▶ [EXERCISE BRIEF]: Your task is to copy every line of the records below that contains "columns".

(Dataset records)
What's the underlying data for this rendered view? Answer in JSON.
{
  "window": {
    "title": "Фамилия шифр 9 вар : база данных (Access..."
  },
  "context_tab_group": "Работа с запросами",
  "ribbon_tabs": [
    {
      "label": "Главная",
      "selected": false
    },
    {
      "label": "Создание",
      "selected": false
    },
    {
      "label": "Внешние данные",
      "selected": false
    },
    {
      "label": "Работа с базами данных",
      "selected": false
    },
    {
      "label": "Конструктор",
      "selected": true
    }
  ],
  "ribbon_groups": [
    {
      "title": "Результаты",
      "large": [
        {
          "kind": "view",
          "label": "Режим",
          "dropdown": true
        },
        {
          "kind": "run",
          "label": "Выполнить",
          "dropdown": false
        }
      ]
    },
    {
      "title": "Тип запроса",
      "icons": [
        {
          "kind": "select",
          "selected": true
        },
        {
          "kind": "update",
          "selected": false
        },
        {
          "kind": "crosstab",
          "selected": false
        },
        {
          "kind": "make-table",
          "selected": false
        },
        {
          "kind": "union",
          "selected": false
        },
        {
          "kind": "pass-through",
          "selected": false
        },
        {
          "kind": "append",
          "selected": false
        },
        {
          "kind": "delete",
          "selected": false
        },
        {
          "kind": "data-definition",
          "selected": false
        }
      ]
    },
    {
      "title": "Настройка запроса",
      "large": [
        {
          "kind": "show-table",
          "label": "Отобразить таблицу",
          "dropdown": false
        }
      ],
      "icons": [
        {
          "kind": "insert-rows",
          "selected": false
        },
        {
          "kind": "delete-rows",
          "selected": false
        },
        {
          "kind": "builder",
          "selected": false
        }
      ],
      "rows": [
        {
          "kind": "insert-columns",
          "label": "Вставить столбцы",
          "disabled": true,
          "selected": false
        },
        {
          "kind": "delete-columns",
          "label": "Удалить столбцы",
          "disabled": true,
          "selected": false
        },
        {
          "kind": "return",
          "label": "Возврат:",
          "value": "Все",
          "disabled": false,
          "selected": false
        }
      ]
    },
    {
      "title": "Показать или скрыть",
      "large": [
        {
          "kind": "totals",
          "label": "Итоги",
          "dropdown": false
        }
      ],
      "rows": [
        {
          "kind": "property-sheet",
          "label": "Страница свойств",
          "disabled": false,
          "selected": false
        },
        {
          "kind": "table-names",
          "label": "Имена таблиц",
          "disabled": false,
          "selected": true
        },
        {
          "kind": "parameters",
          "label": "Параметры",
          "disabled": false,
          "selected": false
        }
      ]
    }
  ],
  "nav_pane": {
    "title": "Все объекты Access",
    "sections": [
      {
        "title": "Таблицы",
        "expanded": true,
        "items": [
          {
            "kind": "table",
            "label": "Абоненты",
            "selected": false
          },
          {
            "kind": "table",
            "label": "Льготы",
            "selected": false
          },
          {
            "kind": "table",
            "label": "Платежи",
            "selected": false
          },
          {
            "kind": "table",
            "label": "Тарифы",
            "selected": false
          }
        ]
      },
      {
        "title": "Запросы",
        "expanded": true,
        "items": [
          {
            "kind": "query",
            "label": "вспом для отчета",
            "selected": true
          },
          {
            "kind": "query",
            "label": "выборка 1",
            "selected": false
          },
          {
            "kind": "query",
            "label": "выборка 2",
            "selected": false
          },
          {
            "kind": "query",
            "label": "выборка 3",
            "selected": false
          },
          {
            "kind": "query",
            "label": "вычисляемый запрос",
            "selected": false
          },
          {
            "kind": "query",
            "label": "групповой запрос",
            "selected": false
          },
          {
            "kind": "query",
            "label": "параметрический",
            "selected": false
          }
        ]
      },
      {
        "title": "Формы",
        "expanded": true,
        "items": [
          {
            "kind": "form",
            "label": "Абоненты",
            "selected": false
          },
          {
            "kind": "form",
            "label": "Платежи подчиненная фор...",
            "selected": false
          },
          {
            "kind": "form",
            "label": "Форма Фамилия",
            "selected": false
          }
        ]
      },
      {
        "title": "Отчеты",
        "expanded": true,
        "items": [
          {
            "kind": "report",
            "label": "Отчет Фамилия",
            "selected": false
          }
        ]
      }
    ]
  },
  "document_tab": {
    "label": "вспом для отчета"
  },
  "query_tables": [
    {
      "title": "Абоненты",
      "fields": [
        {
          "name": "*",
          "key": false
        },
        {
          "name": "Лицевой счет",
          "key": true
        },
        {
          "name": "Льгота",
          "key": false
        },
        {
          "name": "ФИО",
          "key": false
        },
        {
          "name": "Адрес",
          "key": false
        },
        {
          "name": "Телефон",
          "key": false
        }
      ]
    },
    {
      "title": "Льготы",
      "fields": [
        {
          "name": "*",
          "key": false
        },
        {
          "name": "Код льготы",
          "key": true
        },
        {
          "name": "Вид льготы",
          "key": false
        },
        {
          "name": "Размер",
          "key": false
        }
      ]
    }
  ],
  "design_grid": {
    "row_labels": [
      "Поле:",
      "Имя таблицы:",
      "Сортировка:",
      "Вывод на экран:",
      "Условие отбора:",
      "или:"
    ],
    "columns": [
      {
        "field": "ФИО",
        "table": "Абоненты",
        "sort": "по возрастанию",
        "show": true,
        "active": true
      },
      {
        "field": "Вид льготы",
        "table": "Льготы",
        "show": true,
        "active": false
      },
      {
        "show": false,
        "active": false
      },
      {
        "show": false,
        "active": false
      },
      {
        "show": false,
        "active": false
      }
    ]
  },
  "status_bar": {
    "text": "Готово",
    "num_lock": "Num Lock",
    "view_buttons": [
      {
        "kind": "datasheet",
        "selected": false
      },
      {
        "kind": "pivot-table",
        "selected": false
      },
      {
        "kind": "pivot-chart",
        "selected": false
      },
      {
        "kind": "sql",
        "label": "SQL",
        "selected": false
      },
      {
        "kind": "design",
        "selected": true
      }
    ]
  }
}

▶ [OUTPUT FOR THIS EXERCISE]:
          "kind": "insert-columns",
          "kind": "delete-columns",
    "columns": [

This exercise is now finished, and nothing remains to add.